Exercise instructions
Return all lines in the material below that contain "being".

============

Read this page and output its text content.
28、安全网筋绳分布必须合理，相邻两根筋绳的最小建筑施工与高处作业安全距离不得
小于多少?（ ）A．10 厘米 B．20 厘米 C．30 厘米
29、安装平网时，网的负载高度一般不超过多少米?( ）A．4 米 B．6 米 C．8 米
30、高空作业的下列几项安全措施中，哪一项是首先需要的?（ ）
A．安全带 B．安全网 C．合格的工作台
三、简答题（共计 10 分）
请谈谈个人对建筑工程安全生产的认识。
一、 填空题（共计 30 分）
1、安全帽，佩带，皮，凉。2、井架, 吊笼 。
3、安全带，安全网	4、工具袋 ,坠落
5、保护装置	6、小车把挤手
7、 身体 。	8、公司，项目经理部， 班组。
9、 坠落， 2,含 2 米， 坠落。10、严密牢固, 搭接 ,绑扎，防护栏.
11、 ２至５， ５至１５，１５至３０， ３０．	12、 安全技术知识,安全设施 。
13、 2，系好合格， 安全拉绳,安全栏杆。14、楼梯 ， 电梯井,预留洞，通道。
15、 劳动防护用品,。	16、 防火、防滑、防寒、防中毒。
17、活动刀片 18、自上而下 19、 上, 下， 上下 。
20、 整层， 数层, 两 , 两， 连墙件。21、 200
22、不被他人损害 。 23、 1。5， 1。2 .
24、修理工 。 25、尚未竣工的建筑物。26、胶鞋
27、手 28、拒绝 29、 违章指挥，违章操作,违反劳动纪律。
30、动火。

============

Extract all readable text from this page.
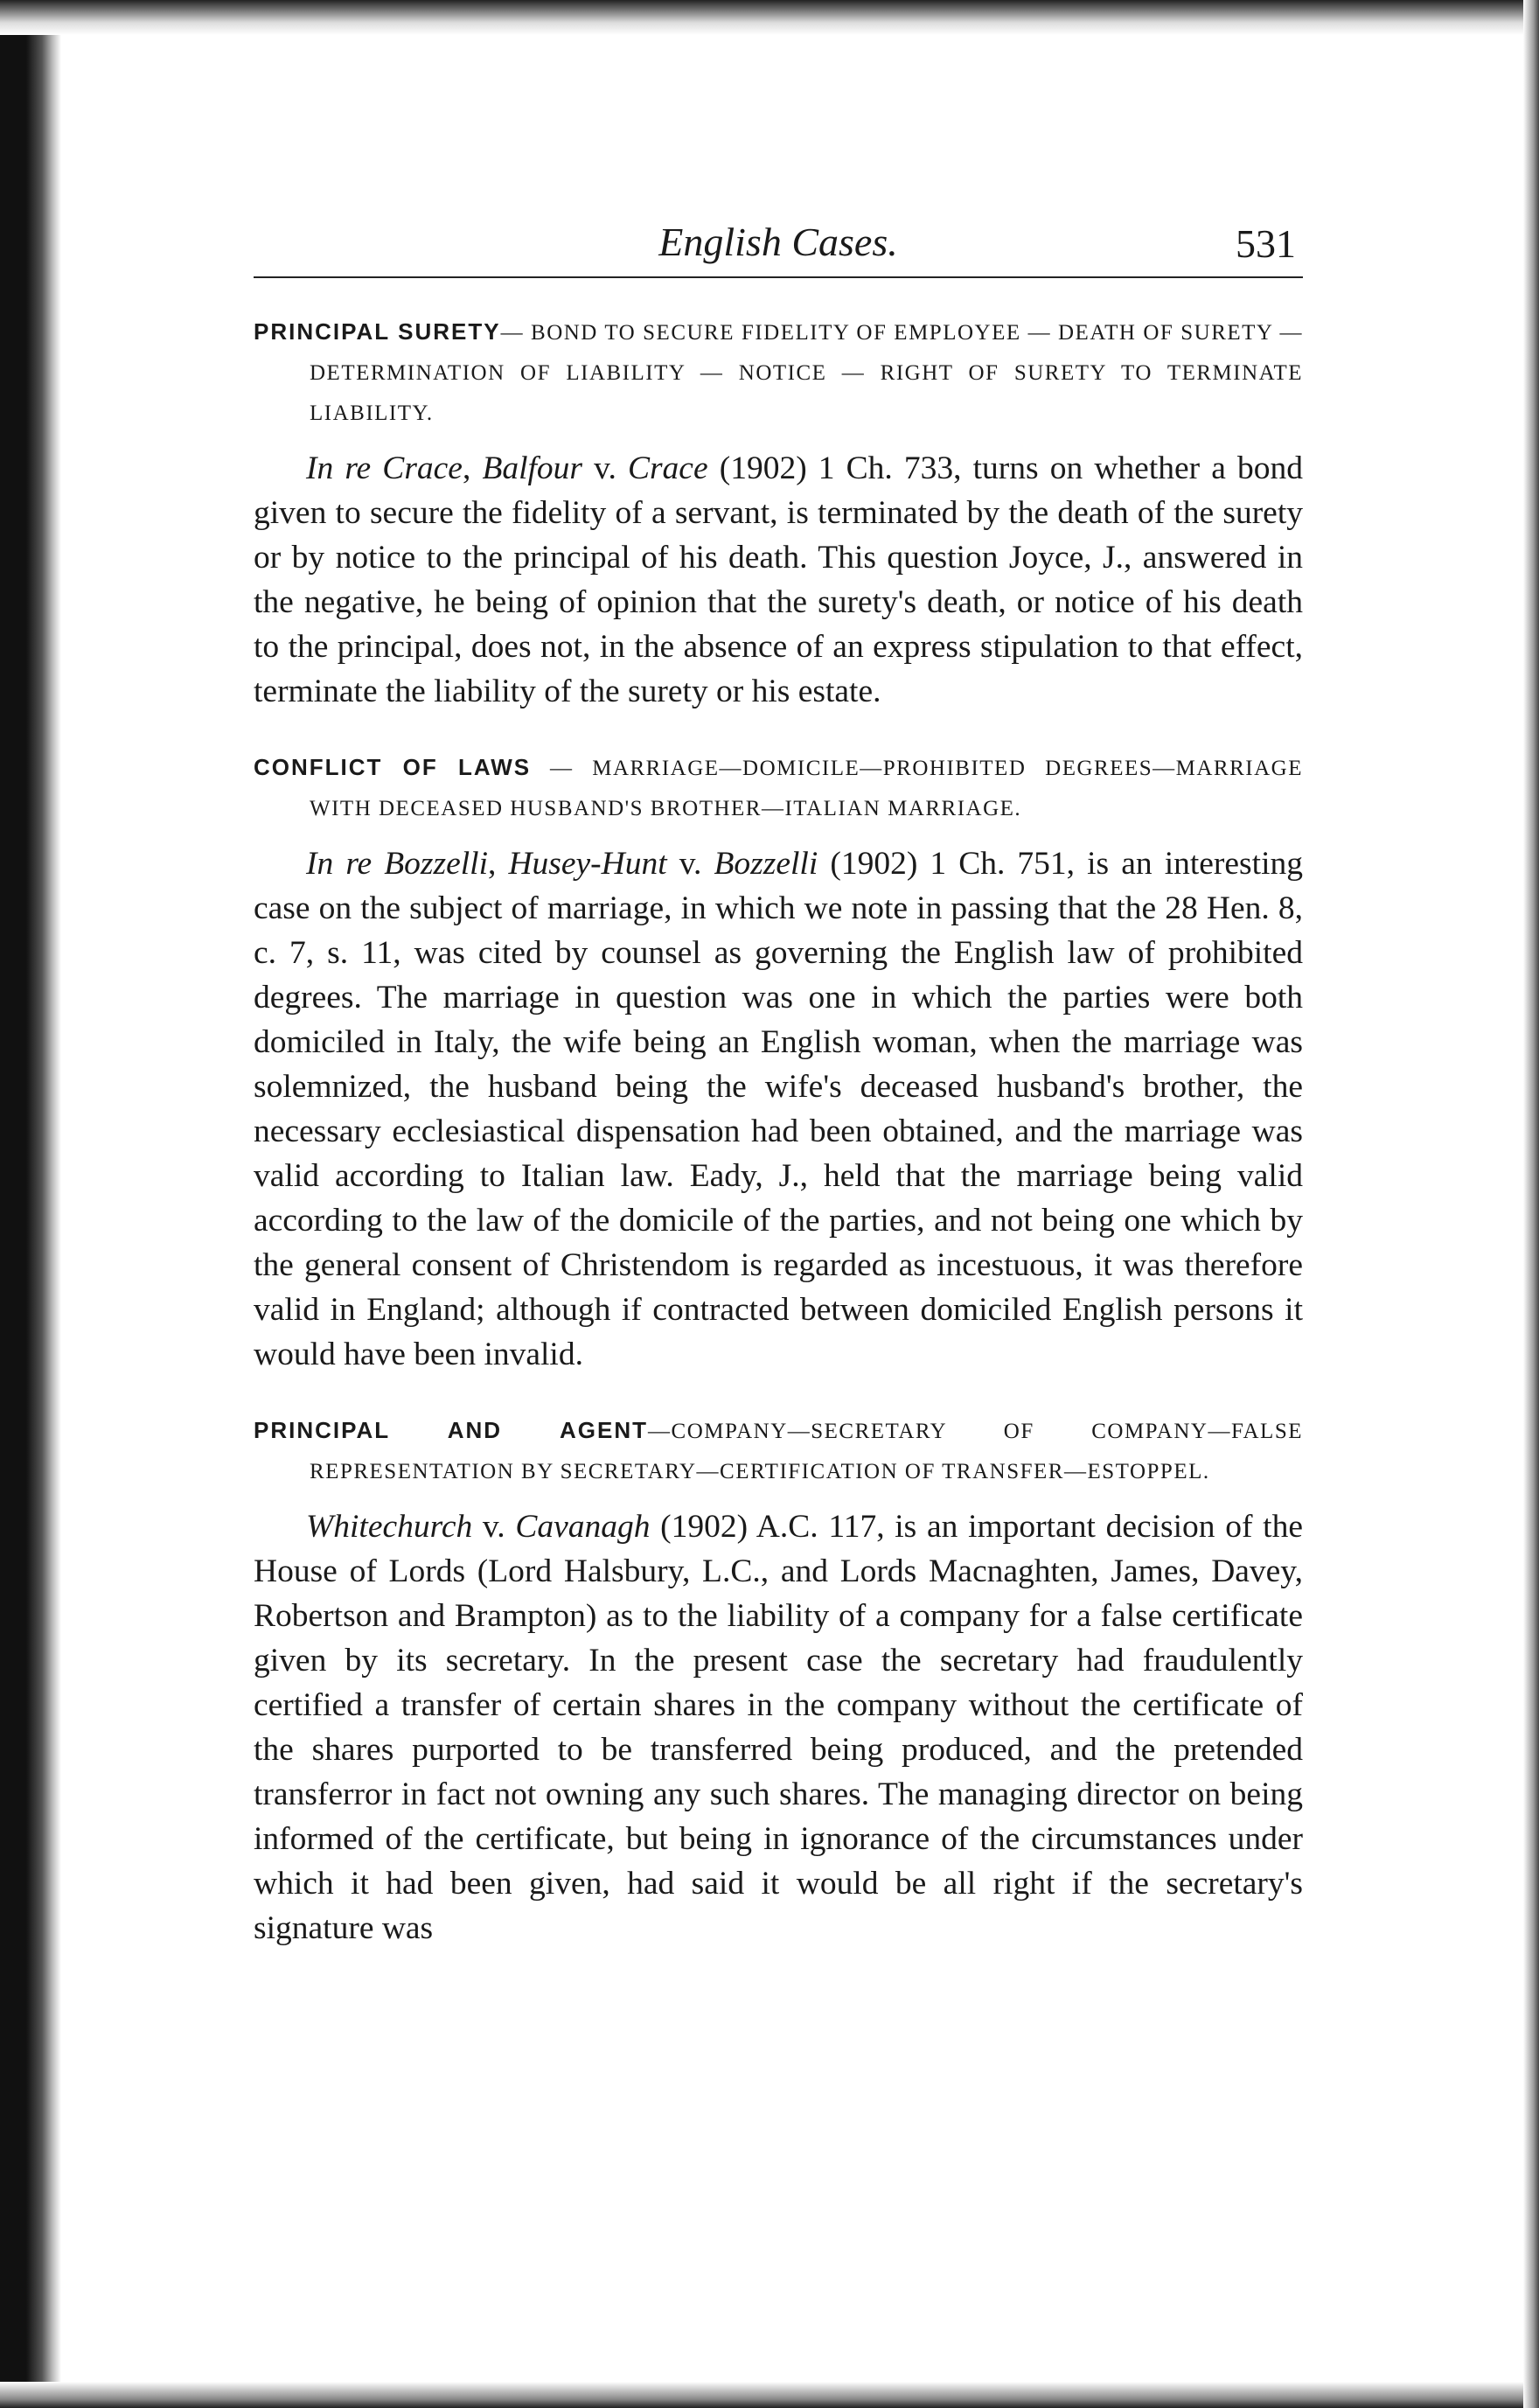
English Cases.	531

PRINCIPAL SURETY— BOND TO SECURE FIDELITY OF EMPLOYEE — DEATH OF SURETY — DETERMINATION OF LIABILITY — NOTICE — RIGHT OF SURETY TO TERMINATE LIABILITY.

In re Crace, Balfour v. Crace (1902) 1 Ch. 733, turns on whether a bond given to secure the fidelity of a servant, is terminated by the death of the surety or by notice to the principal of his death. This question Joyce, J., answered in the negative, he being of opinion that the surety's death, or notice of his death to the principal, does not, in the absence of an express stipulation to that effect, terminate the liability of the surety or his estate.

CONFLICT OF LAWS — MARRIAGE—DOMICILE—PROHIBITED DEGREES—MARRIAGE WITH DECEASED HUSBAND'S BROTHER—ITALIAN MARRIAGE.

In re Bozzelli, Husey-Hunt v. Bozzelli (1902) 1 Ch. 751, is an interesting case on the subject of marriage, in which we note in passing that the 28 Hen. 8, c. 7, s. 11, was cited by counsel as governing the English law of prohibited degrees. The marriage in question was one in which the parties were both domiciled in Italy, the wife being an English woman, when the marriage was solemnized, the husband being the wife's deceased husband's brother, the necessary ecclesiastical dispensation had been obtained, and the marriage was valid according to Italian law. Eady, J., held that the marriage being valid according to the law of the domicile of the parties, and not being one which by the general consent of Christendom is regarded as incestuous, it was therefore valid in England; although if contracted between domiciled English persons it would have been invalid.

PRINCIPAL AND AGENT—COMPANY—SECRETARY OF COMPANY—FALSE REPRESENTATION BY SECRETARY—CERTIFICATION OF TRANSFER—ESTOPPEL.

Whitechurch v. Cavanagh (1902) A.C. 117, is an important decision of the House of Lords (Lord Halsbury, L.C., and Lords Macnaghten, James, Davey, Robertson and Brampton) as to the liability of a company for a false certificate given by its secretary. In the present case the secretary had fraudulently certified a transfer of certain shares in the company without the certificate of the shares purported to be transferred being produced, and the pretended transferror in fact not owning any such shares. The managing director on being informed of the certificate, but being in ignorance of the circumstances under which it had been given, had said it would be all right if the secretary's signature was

============

Completed task
In re Crace, Balfour v. Crace (1902) 1 Ch. 733, turns on whether a bond given to secure the fidelity of a servant, is terminated by the death of the surety or by notice to the principal of his death. This question Joyce, J., answered in the negative, he being of opinion that the surety's death, or notice of his death to the principal, does not, in the absence of an express stipulation to that effect, terminate the liability of the surety or his estate.
In re Bozzelli, Husey-Hunt v. Bozzelli (1902) 1 Ch. 751, is an interesting case on the subject of marriage, in which we note in passing that the 28 Hen. 8, c. 7, s. 11, was cited by counsel as governing the English law of prohibited degrees. The marriage in question was one in which the parties were both domiciled in Italy, the wife being an English woman, when the marriage was solemnized, the husband being the wife's deceased husband's brother, the necessary ecclesiastical dispensation had been obtained, and the marriage was valid according to Italian law. Eady, J., held that the marriage being valid according to the law of the domicile of the parties, and not being one which by the general consent of Christendom is regarded as incestuous, it was therefore valid in England; although if contracted between domiciled English persons it would have been invalid.
Whitechurch v. Cavanagh (1902) A.C. 117, is an important decision of the House of Lords (Lord Halsbury, L.C., and Lords Macnaghten, James, Davey, Robertson and Brampton) as to the liability of a company for a false certificate given by its secretary. In the present case the secretary had fraudulently certified a transfer of certain shares in the company without the certificate of the shares purported to be transferred being produced, and the pretended transferror in fact not owning any such shares. The managing director on being informed of the certificate, but being in ignorance of the circumstances under which it had been given, had said it would be all right if the secretary's signature was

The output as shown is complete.